(Rows from a figure dataset)
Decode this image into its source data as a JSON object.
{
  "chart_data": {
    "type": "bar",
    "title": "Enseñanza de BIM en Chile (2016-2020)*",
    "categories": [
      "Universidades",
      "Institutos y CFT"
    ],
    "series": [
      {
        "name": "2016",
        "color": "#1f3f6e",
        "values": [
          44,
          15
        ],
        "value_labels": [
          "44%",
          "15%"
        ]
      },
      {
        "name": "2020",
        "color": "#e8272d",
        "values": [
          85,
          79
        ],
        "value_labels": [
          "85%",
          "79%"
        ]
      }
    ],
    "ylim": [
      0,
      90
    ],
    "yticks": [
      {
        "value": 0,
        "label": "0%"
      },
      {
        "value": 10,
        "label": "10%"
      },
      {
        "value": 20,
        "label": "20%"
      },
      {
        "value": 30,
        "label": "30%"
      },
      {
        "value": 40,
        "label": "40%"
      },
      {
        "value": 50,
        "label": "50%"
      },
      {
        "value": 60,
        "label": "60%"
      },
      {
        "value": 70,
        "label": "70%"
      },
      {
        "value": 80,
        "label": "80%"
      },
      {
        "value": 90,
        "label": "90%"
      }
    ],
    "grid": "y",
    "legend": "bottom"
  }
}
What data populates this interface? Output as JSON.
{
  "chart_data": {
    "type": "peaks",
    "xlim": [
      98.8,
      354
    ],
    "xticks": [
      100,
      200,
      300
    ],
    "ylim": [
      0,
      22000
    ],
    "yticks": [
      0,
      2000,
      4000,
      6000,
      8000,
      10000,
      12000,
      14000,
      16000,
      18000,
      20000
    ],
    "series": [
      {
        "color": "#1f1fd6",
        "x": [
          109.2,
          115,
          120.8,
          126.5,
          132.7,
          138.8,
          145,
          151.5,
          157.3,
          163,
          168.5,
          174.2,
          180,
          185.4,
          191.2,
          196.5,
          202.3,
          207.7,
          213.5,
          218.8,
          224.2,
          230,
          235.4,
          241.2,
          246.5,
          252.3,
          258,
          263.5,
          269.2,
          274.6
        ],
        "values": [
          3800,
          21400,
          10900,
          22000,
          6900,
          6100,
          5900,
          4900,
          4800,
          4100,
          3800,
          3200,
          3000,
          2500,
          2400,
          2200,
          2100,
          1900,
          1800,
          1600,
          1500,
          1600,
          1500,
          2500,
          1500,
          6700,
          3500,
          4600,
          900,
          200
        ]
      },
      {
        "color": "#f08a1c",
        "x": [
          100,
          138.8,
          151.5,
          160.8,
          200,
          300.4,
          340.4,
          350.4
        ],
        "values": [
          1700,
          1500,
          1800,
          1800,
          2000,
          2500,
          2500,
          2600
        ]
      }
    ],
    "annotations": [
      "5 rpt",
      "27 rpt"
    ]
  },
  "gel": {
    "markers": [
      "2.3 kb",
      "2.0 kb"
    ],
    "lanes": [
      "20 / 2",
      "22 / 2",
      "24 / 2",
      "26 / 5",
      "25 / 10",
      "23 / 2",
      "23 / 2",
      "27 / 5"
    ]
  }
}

→ WHAT IS ASKED:
Retype the material in full, character for character.

→ ANSWER TO THIS PROBLEM:
Decode this image into its source data as a JSON object.
{
  "chart_data": {
    "type": "bar",
    "title": "Enseñanza de BIM en Chile (2016-2020)*",
    "categories": [
      "Universidades",
      "Institutos y CFT"
    ],
    "series": [
      {
        "name": "2016",
        "color": "#1f3f6e",
        "values": [
          44,
          15
        ],
        "value_labels": [
          "44%",
          "15%"
        ]
      },
      {
        "name": "2020",
        "color": "#e8272d",
        "values": [
          85,
          79
        ],
        "value_labels": [
          "85%",
          "79%"
        ]
      }
    ],
    "ylim": [
      0,
      90
    ],
    "yticks": [
      {
        "value": 0,
        "label": "0%"
      },
      {
        "value": 10,
        "label": "10%"
      },
      {
        "value": 20,
        "label": "20%"
      },
      {
        "value": 30,
        "label": "30%"
      },
      {
        "value": 40,
        "label": "40%"
      },
      {
        "value": 50,
        "label": "50%"
      },
      {
        "value": 60,
        "label": "60%"
      },
      {
        "value": 70,
        "label": "70%"
      },
      {
        "value": 80,
        "label": "80%"
      },
      {
        "value": 90,
        "label": "90%"
      }
    ],
    "grid": "y",
    "legend": "bottom"
  }
}
What data populates this interface? Output as JSON.
{
  "chart_data": {
    "type": "peaks",
    "xlim": [
      98.8,
      354
    ],
    "xticks": [
      100,
      200,
      300
    ],
    "ylim": [
      0,
      22000
    ],
    "yticks": [
      0,
      2000,
      4000,
      6000,
      8000,
      10000,
      12000,
      14000,
      16000,
      18000,
      20000
    ],
    "series": [
      {
        "color": "#1f1fd6",
        "x": [
          109.2,
          115,
          120.8,
          126.5,
          132.7,
          138.8,
          145,
          151.5,
          157.3,
          163,
          168.5,
          174.2,
          180,
          185.4,
          191.2,
          196.5,
          202.3,
          207.7,
          213.5,
          218.8,
          224.2,
          230,
          235.4,
          241.2,
          246.5,
          252.3,
          258,
          263.5,
          269.2,
          274.6
        ],
        "values": [
          3800,
          21400,
          10900,
          22000,
          6900,
          6100,
          5900,
          4900,
          4800,
          4100,
          3800,
          3200,
          3000,
          2500,
          2400,
          2200,
          2100,
          1900,
          1800,
          1600,
          1500,
          1600,
          1500,
          2500,
          1500,
          6700,
          3500,
          4600,
          900,
          200
        ]
      },
      {
        "color": "#f08a1c",
        "x": [
          100,
          138.8,
          151.5,
          160.8,
          200,
          300.4,
          340.4,
          350.4
        ],
        "values": [
          1700,
          1500,
          1800,
          1800,
          2000,
          2500,
          2500,
          2600
        ]
      }
    ],
    "annotations": [
      "5 rpt",
      "27 rpt"
    ]
  },
  "gel": {
    "markers": [
      "2.3 kb",
      "2.0 kb"
    ],
    "lanes": [
      "20 / 2",
      "22 / 2",
      "24 / 2",
      "26 / 5",
      "25 / 10",
      "23 / 2",
      "23 / 2",
      "27 / 5"
    ]
  }
}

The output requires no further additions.